Records about charts and figures
════════════════════

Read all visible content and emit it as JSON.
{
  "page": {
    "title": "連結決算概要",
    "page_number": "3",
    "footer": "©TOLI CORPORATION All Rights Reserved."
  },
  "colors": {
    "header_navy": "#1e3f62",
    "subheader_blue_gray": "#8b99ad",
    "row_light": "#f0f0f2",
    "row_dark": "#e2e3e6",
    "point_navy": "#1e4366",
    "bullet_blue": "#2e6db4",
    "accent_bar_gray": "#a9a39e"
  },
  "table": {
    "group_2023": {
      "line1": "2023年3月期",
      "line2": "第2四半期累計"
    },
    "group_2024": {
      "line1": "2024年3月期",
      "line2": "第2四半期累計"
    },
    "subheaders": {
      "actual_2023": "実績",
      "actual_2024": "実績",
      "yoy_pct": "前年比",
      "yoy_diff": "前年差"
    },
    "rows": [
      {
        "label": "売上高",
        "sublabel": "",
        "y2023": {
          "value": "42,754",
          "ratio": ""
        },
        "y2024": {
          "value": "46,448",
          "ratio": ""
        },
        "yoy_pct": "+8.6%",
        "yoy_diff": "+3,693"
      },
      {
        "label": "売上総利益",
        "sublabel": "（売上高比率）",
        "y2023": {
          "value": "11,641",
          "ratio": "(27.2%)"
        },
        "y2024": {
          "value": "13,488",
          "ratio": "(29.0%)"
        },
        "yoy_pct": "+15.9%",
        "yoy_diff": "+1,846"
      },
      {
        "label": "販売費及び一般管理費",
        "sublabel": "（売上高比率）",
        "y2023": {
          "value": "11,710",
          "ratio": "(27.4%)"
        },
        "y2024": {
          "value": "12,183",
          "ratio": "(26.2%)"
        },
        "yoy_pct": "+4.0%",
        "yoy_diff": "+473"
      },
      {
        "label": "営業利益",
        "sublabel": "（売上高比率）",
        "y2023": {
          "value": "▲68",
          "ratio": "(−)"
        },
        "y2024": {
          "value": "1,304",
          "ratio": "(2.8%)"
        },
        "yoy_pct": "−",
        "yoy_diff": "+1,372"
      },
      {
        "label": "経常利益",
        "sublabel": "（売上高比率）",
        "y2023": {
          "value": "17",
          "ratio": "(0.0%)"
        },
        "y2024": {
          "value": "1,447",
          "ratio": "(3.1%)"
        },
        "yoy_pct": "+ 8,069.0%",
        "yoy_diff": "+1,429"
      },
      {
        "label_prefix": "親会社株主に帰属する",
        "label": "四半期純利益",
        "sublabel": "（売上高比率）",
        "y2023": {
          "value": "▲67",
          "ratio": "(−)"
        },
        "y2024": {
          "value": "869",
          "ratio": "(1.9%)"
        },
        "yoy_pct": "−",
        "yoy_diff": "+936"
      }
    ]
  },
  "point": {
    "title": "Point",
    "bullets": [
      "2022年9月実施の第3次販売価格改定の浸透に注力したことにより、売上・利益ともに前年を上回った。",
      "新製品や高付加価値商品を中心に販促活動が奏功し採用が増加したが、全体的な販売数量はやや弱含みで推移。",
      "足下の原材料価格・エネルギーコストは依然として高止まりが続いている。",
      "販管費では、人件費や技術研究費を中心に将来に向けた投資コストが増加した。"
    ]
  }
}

════════════════════

→ **GIVEN INSTRUCTION**
Can you give every line above again, exactly as written?

→ **WRITTEN ANSWER**
Read all visible content and emit it as JSON.
{
  "page": {
    "title": "連結決算概要",
    "page_number": "3",
    "footer": "©TOLI CORPORATION All Rights Reserved."
  },
  "colors": {
    "header_navy": "#1e3f62",
    "subheader_blue_gray": "#8b99ad",
    "row_light": "#f0f0f2",
    "row_dark": "#e2e3e6",
    "point_navy": "#1e4366",
    "bullet_blue": "#2e6db4",
    "accent_bar_gray": "#a9a39e"
  },
  "table": {
    "group_2023": {
      "line1": "2023年3月期",
      "line2": "第2四半期累計"
    },
    "group_2024": {
      "line1": "2024年3月期",
      "line2": "第2四半期累計"
    },
    "subheaders": {
      "actual_2023": "実績",
      "actual_2024": "実績",
      "yoy_pct": "前年比",
      "yoy_diff": "前年差"
    },
    "rows": [
      {
        "label": "売上高",
        "sublabel": "",
        "y2023": {
          "value": "42,754",
          "ratio": ""
        },
        "y2024": {
          "value": "46,448",
          "ratio": ""
        },
        "yoy_pct": "+8.6%",
        "yoy_diff": "+3,693"
      },
      {
        "label": "売上総利益",
        "sublabel": "（売上高比率）",
        "y2023": {
          "value": "11,641",
          "ratio": "(27.2%)"
        },
        "y2024": {
          "value": "13,488",
          "ratio": "(29.0%)"
        },
        "yoy_pct": "+15.9%",
        "yoy_diff": "+1,846"
      },
      {
        "label": "販売費及び一般管理費",
        "sublabel": "（売上高比率）",
        "y2023": {
          "value": "11,710",
          "ratio": "(27.4%)"
        },
        "y2024": {
          "value": "12,183",
          "ratio": "(26.2%)"
        },
        "yoy_pct": "+4.0%",
        "yoy_diff": "+473"
      },
      {
        "label": "営業利益",
        "sublabel": "（売上高比率）",
        "y2023": {
          "value": "▲68",
          "ratio": "(−)"
        },
        "y2024": {
          "value": "1,304",
          "ratio": "(2.8%)"
        },
        "yoy_pct": "−",
        "yoy_diff": "+1,372"
      },
      {
        "label": "経常利益",
        "sublabel": "（売上高比率）",
        "y2023": {
          "value": "17",
          "ratio": "(0.0%)"
        },
        "y2024": {
          "value": "1,447",
          "ratio": "(3.1%)"
        },
        "yoy_pct": "+ 8,069.0%",
        "yoy_diff": "+1,429"
      },
      {
        "label_prefix": "親会社株主に帰属する",
        "label": "四半期純利益",
        "sublabel": "（売上高比率）",
        "y2023": {
          "value": "▲67",
          "ratio": "(−)"
        },
        "y2024": {
          "value": "869",
          "ratio": "(1.9%)"
        },
        "yoy_pct": "−",
        "yoy_diff": "+936"
      }
    ]
  },
  "point": {
    "title": "Point",
    "bullets": [
      "2022年9月実施の第3次販売価格改定の浸透に注力したことにより、売上・利益ともに前年を上回った。",
      "新製品や高付加価値商品を中心に販促活動が奏功し採用が増加したが、全体的な販売数量はやや弱含みで推移。",
      "足下の原材料価格・エネルギーコストは依然として高止まりが続いている。",
      "販管費では、人件費や技術研究費を中心に将来に向けた投資コストが増加した。"
    ]
  }
}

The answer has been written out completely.